- **GIVEN PROBLEM**
Repeat the data below exactly, dropping any pictures it holds.

Rows from a dataset:
○ ○ ○ ○ ○ ○ ○

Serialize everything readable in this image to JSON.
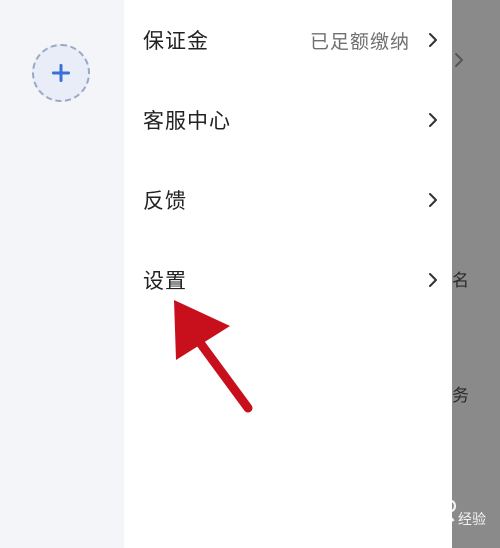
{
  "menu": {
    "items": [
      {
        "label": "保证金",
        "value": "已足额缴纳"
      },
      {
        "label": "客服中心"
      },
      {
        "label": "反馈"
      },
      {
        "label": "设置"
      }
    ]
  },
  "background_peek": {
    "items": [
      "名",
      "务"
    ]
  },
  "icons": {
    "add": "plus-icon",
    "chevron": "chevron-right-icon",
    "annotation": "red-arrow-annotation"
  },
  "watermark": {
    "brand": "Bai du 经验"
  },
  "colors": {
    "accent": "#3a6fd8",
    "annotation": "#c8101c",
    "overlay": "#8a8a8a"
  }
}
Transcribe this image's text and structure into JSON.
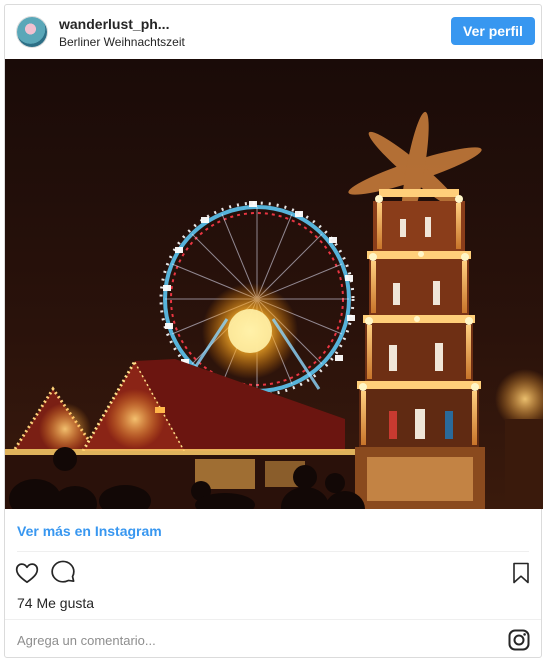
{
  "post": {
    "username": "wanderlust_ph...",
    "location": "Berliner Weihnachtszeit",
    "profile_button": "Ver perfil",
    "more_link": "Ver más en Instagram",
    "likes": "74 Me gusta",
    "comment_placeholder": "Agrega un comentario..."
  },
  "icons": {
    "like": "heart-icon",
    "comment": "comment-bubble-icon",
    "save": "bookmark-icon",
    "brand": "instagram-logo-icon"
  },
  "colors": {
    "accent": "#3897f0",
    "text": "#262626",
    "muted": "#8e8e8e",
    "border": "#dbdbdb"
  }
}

○ ○ ○ ○ ○ ○ ○

- **FULL ANSWER**
Serialize everything readable in this image to JSON.
{
  "menu": {
    "items": [
      {
        "label": "保证金",
        "value": "已足额缴纳"
      },
      {
        "label": "客服中心"
      },
      {
        "label": "反馈"
      },
      {
        "label": "设置"
      }
    ]
  },
  "background_peek": {
    "items": [
      "名",
      "务"
    ]
  },
  "icons": {
    "add": "plus-icon",
    "chevron": "chevron-right-icon",
    "annotation": "red-arrow-annotation"
  },
  "watermark": {
    "brand": "Bai du 经验"
  },
  "colors": {
    "accent": "#3a6fd8",
    "annotation": "#c8101c",
    "overlay": "#8a8a8a"
  }
}
Transcribe this image's text and structure into JSON.
{
  "post": {
    "username": "wanderlust_ph...",
    "location": "Berliner Weihnachtszeit",
    "profile_button": "Ver perfil",
    "more_link": "Ver más en Instagram",
    "likes": "74 Me gusta",
    "comment_placeholder": "Agrega un comentario..."
  },
  "icons": {
    "like": "heart-icon",
    "comment": "comment-bubble-icon",
    "save": "bookmark-icon",
    "brand": "instagram-logo-icon"
  },
  "colors": {
    "accent": "#3897f0",
    "text": "#262626",
    "muted": "#8e8e8e",
    "border": "#dbdbdb"
  }
}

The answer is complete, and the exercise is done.